- **WORK TO COMPLETE**: Pick out every line of the entries below where "delivery" occurs, and copy those lines.

Saved data entries:

========================================

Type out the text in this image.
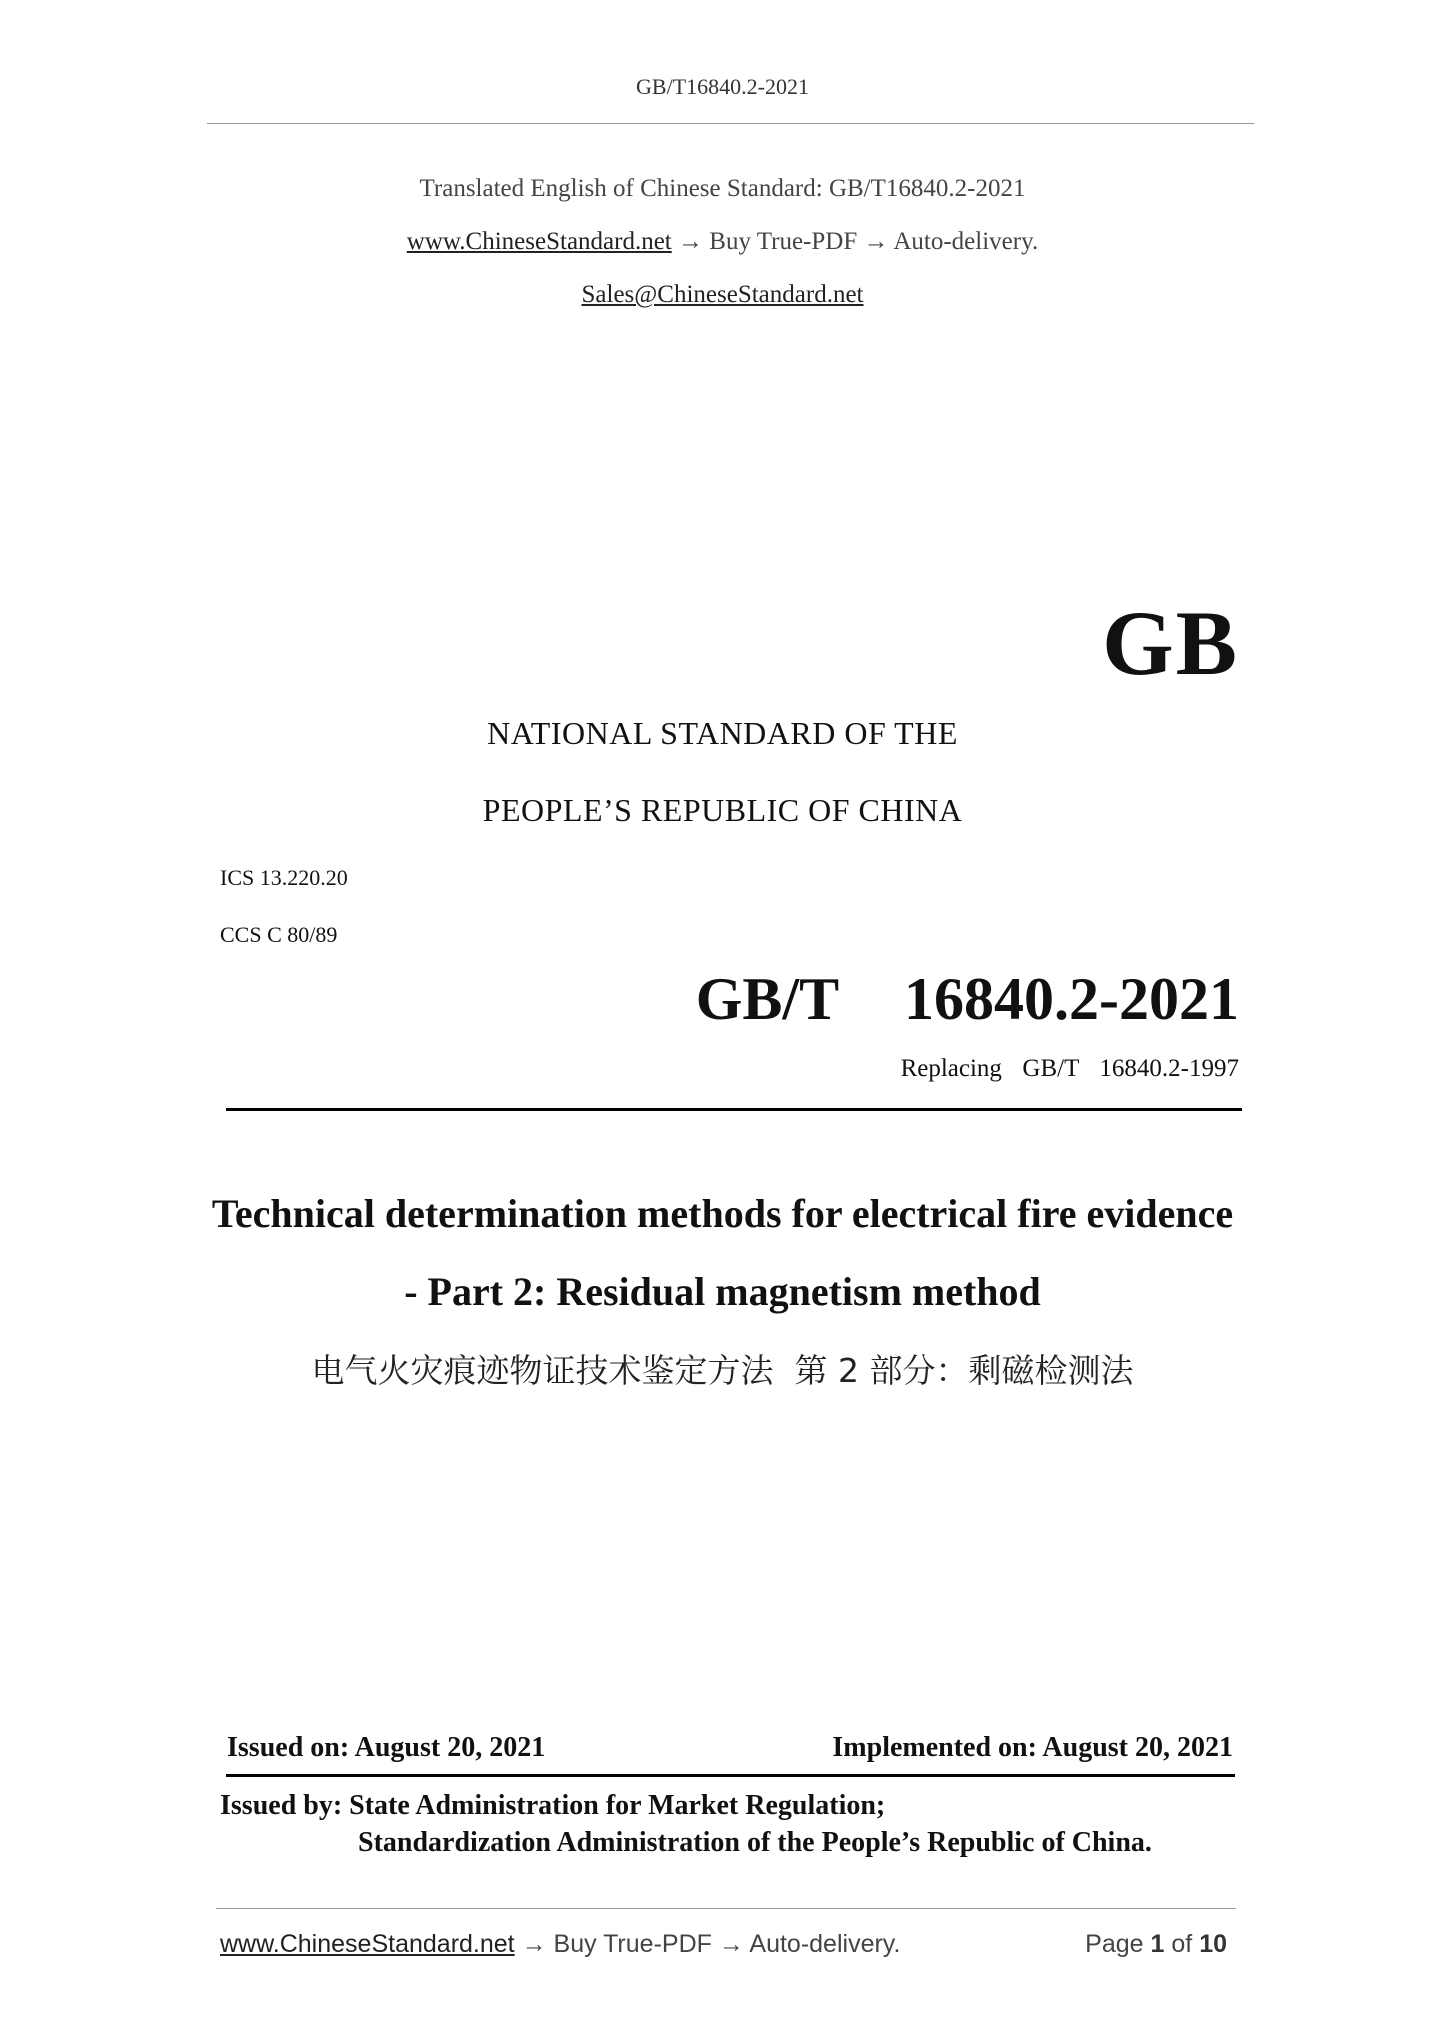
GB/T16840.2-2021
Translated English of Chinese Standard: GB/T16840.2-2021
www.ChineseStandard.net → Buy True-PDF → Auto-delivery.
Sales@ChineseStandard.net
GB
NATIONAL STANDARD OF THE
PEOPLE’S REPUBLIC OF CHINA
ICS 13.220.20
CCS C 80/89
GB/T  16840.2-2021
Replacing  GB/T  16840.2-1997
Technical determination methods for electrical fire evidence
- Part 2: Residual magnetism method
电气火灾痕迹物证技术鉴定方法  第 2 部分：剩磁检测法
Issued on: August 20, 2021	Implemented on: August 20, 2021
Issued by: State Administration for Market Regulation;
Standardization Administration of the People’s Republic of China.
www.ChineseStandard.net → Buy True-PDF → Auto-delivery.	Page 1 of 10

========================================

- **RESULT**:
www.ChineseStandard.net → Buy True-PDF → Auto-delivery.
www.ChineseStandard.net → Buy True-PDF → Auto-delivery.	Page 1 of 10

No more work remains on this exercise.